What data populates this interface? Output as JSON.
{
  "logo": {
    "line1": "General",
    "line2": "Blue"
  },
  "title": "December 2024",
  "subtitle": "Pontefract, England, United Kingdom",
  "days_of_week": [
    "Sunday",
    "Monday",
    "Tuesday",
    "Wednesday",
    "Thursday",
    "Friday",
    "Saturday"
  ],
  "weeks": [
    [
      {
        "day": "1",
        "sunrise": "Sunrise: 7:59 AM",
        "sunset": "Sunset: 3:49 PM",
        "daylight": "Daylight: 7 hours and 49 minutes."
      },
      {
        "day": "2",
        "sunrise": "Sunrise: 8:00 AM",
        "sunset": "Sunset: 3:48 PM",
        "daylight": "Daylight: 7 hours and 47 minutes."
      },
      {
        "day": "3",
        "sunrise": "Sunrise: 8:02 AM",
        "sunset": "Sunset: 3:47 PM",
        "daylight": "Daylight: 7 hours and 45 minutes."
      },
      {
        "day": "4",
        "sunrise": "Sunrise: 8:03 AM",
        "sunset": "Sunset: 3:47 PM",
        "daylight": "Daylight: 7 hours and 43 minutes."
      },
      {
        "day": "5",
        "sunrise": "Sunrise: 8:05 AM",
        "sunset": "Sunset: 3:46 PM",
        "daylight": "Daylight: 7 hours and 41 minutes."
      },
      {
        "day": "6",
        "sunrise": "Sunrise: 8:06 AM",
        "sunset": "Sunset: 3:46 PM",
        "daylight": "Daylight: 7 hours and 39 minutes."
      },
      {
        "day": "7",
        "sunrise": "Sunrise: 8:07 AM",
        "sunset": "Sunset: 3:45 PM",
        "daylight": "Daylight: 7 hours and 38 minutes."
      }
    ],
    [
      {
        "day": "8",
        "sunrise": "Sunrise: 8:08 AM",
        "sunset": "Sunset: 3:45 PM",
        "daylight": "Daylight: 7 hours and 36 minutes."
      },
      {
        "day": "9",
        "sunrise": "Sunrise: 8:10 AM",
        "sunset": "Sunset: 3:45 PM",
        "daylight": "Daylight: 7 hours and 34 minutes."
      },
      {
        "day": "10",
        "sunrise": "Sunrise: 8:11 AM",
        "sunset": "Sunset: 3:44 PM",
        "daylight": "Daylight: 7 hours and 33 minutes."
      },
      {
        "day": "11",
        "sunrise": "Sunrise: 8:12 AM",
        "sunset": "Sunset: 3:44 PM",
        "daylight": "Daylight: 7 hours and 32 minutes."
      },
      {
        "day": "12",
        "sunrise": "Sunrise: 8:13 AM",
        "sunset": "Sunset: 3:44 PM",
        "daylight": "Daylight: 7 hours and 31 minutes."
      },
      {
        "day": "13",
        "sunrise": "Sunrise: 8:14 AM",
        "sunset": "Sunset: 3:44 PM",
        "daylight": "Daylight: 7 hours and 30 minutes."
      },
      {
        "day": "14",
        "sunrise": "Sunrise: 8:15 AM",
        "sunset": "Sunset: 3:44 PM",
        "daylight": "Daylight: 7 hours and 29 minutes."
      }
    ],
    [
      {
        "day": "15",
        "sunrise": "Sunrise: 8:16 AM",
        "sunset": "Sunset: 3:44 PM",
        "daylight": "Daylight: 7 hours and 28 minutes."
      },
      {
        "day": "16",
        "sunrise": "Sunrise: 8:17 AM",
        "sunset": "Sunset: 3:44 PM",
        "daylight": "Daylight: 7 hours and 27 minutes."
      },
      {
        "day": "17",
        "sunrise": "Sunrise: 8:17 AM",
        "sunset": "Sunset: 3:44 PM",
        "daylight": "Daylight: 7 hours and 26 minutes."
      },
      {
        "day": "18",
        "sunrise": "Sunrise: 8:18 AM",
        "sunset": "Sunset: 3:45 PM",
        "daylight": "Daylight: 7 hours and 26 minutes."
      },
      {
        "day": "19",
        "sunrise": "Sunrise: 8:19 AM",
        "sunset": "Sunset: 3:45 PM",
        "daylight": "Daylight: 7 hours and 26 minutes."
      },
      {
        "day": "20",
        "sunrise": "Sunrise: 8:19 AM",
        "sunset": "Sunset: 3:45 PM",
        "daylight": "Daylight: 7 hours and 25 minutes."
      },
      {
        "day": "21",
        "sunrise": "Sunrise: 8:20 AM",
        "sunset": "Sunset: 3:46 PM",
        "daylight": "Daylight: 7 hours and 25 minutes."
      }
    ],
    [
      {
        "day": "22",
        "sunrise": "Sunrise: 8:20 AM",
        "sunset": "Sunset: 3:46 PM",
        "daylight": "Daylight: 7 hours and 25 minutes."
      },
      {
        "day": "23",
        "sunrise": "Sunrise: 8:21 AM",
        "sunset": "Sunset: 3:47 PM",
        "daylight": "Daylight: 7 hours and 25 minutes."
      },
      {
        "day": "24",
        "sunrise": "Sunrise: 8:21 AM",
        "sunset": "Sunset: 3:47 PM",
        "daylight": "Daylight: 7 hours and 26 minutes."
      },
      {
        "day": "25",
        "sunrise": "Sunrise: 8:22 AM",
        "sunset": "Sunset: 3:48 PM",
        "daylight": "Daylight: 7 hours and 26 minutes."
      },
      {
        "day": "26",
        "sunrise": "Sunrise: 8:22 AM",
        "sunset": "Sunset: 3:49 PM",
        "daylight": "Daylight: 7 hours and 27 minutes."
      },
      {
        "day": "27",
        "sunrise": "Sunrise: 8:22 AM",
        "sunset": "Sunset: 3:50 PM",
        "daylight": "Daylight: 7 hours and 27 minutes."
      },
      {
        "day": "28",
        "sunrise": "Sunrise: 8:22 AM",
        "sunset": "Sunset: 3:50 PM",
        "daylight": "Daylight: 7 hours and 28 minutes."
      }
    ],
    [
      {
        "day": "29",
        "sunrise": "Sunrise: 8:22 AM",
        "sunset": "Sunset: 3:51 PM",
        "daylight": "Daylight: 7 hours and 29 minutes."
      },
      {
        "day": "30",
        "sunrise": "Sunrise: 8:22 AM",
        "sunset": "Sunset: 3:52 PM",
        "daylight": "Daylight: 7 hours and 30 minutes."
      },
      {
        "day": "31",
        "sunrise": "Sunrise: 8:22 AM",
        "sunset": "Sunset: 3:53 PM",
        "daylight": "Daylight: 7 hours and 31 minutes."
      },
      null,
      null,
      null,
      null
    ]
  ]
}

····················

Every entry needs to be retyped exactly.

What data populates this interface? Output as JSON.
{
  "logo": {
    "line1": "General",
    "line2": "Blue"
  },
  "title": "December 2024",
  "subtitle": "Pontefract, England, United Kingdom",
  "days_of_week": [
    "Sunday",
    "Monday",
    "Tuesday",
    "Wednesday",
    "Thursday",
    "Friday",
    "Saturday"
  ],
  "weeks": [
    [
      {
        "day": "1",
        "sunrise": "Sunrise: 7:59 AM",
        "sunset": "Sunset: 3:49 PM",
        "daylight": "Daylight: 7 hours and 49 minutes."
      },
      {
        "day": "2",
        "sunrise": "Sunrise: 8:00 AM",
        "sunset": "Sunset: 3:48 PM",
        "daylight": "Daylight: 7 hours and 47 minutes."
      },
      {
        "day": "3",
        "sunrise": "Sunrise: 8:02 AM",
        "sunset": "Sunset: 3:47 PM",
        "daylight": "Daylight: 7 hours and 45 minutes."
      },
      {
        "day": "4",
        "sunrise": "Sunrise: 8:03 AM",
        "sunset": "Sunset: 3:47 PM",
        "daylight": "Daylight: 7 hours and 43 minutes."
      },
      {
        "day": "5",
        "sunrise": "Sunrise: 8:05 AM",
        "sunset": "Sunset: 3:46 PM",
        "daylight": "Daylight: 7 hours and 41 minutes."
      },
      {
        "day": "6",
        "sunrise": "Sunrise: 8:06 AM",
        "sunset": "Sunset: 3:46 PM",
        "daylight": "Daylight: 7 hours and 39 minutes."
      },
      {
        "day": "7",
        "sunrise": "Sunrise: 8:07 AM",
        "sunset": "Sunset: 3:45 PM",
        "daylight": "Daylight: 7 hours and 38 minutes."
      }
    ],
    [
      {
        "day": "8",
        "sunrise": "Sunrise: 8:08 AM",
        "sunset": "Sunset: 3:45 PM",
        "daylight": "Daylight: 7 hours and 36 minutes."
      },
      {
        "day": "9",
        "sunrise": "Sunrise: 8:10 AM",
        "sunset": "Sunset: 3:45 PM",
        "daylight": "Daylight: 7 hours and 34 minutes."
      },
      {
        "day": "10",
        "sunrise": "Sunrise: 8:11 AM",
        "sunset": "Sunset: 3:44 PM",
        "daylight": "Daylight: 7 hours and 33 minutes."
      },
      {
        "day": "11",
        "sunrise": "Sunrise: 8:12 AM",
        "sunset": "Sunset: 3:44 PM",
        "daylight": "Daylight: 7 hours and 32 minutes."
      },
      {
        "day": "12",
        "sunrise": "Sunrise: 8:13 AM",
        "sunset": "Sunset: 3:44 PM",
        "daylight": "Daylight: 7 hours and 31 minutes."
      },
      {
        "day": "13",
        "sunrise": "Sunrise: 8:14 AM",
        "sunset": "Sunset: 3:44 PM",
        "daylight": "Daylight: 7 hours and 30 minutes."
      },
      {
        "day": "14",
        "sunrise": "Sunrise: 8:15 AM",
        "sunset": "Sunset: 3:44 PM",
        "daylight": "Daylight: 7 hours and 29 minutes."
      }
    ],
    [
      {
        "day": "15",
        "sunrise": "Sunrise: 8:16 AM",
        "sunset": "Sunset: 3:44 PM",
        "daylight": "Daylight: 7 hours and 28 minutes."
      },
      {
        "day": "16",
        "sunrise": "Sunrise: 8:17 AM",
        "sunset": "Sunset: 3:44 PM",
        "daylight": "Daylight: 7 hours and 27 minutes."
      },
      {
        "day": "17",
        "sunrise": "Sunrise: 8:17 AM",
        "sunset": "Sunset: 3:44 PM",
        "daylight": "Daylight: 7 hours and 26 minutes."
      },
      {
        "day": "18",
        "sunrise": "Sunrise: 8:18 AM",
        "sunset": "Sunset: 3:45 PM",
        "daylight": "Daylight: 7 hours and 26 minutes."
      },
      {
        "day": "19",
        "sunrise": "Sunrise: 8:19 AM",
        "sunset": "Sunset: 3:45 PM",
        "daylight": "Daylight: 7 hours and 26 minutes."
      },
      {
        "day": "20",
        "sunrise": "Sunrise: 8:19 AM",
        "sunset": "Sunset: 3:45 PM",
        "daylight": "Daylight: 7 hours and 25 minutes."
      },
      {
        "day": "21",
        "sunrise": "Sunrise: 8:20 AM",
        "sunset": "Sunset: 3:46 PM",
        "daylight": "Daylight: 7 hours and 25 minutes."
      }
    ],
    [
      {
        "day": "22",
        "sunrise": "Sunrise: 8:20 AM",
        "sunset": "Sunset: 3:46 PM",
        "daylight": "Daylight: 7 hours and 25 minutes."
      },
      {
        "day": "23",
        "sunrise": "Sunrise: 8:21 AM",
        "sunset": "Sunset: 3:47 PM",
        "daylight": "Daylight: 7 hours and 25 minutes."
      },
      {
        "day": "24",
        "sunrise": "Sunrise: 8:21 AM",
        "sunset": "Sunset: 3:47 PM",
        "daylight": "Daylight: 7 hours and 26 minutes."
      },
      {
        "day": "25",
        "sunrise": "Sunrise: 8:22 AM",
        "sunset": "Sunset: 3:48 PM",
        "daylight": "Daylight: 7 hours and 26 minutes."
      },
      {
        "day": "26",
        "sunrise": "Sunrise: 8:22 AM",
        "sunset": "Sunset: 3:49 PM",
        "daylight": "Daylight: 7 hours and 27 minutes."
      },
      {
        "day": "27",
        "sunrise": "Sunrise: 8:22 AM",
        "sunset": "Sunset: 3:50 PM",
        "daylight": "Daylight: 7 hours and 27 minutes."
      },
      {
        "day": "28",
        "sunrise": "Sunrise: 8:22 AM",
        "sunset": "Sunset: 3:50 PM",
        "daylight": "Daylight: 7 hours and 28 minutes."
      }
    ],
    [
      {
        "day": "29",
        "sunrise": "Sunrise: 8:22 AM",
        "sunset": "Sunset: 3:51 PM",
        "daylight": "Daylight: 7 hours and 29 minutes."
      },
      {
        "day": "30",
        "sunrise": "Sunrise: 8:22 AM",
        "sunset": "Sunset: 3:52 PM",
        "daylight": "Daylight: 7 hours and 30 minutes."
      },
      {
        "day": "31",
        "sunrise": "Sunrise: 8:22 AM",
        "sunset": "Sunset: 3:53 PM",
        "daylight": "Daylight: 7 hours and 31 minutes."
      },
      null,
      null,
      null,
      null
    ]
  ]
}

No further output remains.